Reproduce all the entries exactly.

··· Listed entries

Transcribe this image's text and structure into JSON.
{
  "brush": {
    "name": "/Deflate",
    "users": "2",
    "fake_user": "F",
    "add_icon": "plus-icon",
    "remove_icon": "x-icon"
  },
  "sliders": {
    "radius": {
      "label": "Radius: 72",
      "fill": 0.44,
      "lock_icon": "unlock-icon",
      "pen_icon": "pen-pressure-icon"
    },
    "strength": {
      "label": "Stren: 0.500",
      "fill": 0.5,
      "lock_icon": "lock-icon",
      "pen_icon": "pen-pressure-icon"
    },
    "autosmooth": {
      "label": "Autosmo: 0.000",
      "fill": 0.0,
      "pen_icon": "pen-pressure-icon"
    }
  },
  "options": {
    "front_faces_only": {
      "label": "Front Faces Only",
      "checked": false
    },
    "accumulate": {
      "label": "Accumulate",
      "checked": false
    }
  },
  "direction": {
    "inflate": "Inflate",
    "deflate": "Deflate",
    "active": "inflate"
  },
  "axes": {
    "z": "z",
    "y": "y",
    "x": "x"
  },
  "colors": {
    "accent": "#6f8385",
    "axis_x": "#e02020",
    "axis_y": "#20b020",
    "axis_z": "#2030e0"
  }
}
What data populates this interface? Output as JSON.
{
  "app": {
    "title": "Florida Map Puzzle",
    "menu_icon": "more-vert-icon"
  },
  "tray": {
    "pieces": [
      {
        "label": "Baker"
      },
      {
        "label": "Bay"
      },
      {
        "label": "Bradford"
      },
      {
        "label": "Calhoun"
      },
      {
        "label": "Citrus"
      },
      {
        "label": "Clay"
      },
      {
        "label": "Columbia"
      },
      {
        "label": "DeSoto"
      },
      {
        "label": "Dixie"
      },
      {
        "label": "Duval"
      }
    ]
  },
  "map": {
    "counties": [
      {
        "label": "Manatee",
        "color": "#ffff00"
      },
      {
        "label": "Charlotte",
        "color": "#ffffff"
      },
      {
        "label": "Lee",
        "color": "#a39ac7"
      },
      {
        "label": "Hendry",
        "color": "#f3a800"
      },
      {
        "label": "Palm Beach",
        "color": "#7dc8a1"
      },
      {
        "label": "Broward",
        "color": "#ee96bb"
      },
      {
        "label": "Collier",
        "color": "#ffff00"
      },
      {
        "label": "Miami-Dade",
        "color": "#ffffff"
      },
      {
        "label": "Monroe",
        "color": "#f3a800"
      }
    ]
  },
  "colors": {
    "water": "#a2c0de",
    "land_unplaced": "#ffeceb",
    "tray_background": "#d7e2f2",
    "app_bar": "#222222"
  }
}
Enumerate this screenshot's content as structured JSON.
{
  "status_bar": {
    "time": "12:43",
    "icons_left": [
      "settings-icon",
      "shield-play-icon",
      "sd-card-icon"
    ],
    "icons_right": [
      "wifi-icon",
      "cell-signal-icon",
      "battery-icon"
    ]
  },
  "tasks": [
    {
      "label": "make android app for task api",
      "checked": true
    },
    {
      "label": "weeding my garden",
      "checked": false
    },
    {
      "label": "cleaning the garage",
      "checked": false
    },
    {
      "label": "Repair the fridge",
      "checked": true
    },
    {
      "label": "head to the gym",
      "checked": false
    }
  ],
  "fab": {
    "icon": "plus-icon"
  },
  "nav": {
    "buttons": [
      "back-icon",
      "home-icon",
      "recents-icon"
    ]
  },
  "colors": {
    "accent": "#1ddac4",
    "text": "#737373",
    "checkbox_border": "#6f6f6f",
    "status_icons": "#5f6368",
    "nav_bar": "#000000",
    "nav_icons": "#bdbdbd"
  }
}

······

Task output
Transcribe this image's text and structure into JSON.
{
  "brush": {
    "name": "/Deflate",
    "users": "2",
    "fake_user": "F",
    "add_icon": "plus-icon",
    "remove_icon": "x-icon"
  },
  "sliders": {
    "radius": {
      "label": "Radius: 72",
      "fill": 0.44,
      "lock_icon": "unlock-icon",
      "pen_icon": "pen-pressure-icon"
    },
    "strength": {
      "label": "Stren: 0.500",
      "fill": 0.5,
      "lock_icon": "lock-icon",
      "pen_icon": "pen-pressure-icon"
    },
    "autosmooth": {
      "label": "Autosmo: 0.000",
      "fill": 0.0,
      "pen_icon": "pen-pressure-icon"
    }
  },
  "options": {
    "front_faces_only": {
      "label": "Front Faces Only",
      "checked": false
    },
    "accumulate": {
      "label": "Accumulate",
      "checked": false
    }
  },
  "direction": {
    "inflate": "Inflate",
    "deflate": "Deflate",
    "active": "inflate"
  },
  "axes": {
    "z": "z",
    "y": "y",
    "x": "x"
  },
  "colors": {
    "accent": "#6f8385",
    "axis_x": "#e02020",
    "axis_y": "#20b020",
    "axis_z": "#2030e0"
  }
}
What data populates this interface? Output as JSON.
{
  "app": {
    "title": "Florida Map Puzzle",
    "menu_icon": "more-vert-icon"
  },
  "tray": {
    "pieces": [
      {
        "label": "Baker"
      },
      {
        "label": "Bay"
      },
      {
        "label": "Bradford"
      },
      {
        "label": "Calhoun"
      },
      {
        "label": "Citrus"
      },
      {
        "label": "Clay"
      },
      {
        "label": "Columbia"
      },
      {
        "label": "DeSoto"
      },
      {
        "label": "Dixie"
      },
      {
        "label": "Duval"
      }
    ]
  },
  "map": {
    "counties": [
      {
        "label": "Manatee",
        "color": "#ffff00"
      },
      {
        "label": "Charlotte",
        "color": "#ffffff"
      },
      {
        "label": "Lee",
        "color": "#a39ac7"
      },
      {
        "label": "Hendry",
        "color": "#f3a800"
      },
      {
        "label": "Palm Beach",
        "color": "#7dc8a1"
      },
      {
        "label": "Broward",
        "color": "#ee96bb"
      },
      {
        "label": "Collier",
        "color": "#ffff00"
      },
      {
        "label": "Miami-Dade",
        "color": "#ffffff"
      },
      {
        "label": "Monroe",
        "color": "#f3a800"
      }
    ]
  },
  "colors": {
    "water": "#a2c0de",
    "land_unplaced": "#ffeceb",
    "tray_background": "#d7e2f2",
    "app_bar": "#222222"
  }
}
Enumerate this screenshot's content as structured JSON.
{
  "status_bar": {
    "time": "12:43",
    "icons_left": [
      "settings-icon",
      "shield-play-icon",
      "sd-card-icon"
    ],
    "icons_right": [
      "wifi-icon",
      "cell-signal-icon",
      "battery-icon"
    ]
  },
  "tasks": [
    {
      "label": "make android app for task api",
      "checked": true
    },
    {
      "label": "weeding my garden",
      "checked": false
    },
    {
      "label": "cleaning the garage",
      "checked": false
    },
    {
      "label": "Repair the fridge",
      "checked": true
    },
    {
      "label": "head to the gym",
      "checked": false
    }
  ],
  "fab": {
    "icon": "plus-icon"
  },
  "nav": {
    "buttons": [
      "back-icon",
      "home-icon",
      "recents-icon"
    ]
  },
  "colors": {
    "accent": "#1ddac4",
    "text": "#737373",
    "checkbox_border": "#6f6f6f",
    "status_icons": "#5f6368",
    "nav_bar": "#000000",
    "nav_icons": "#bdbdbd"
  }
}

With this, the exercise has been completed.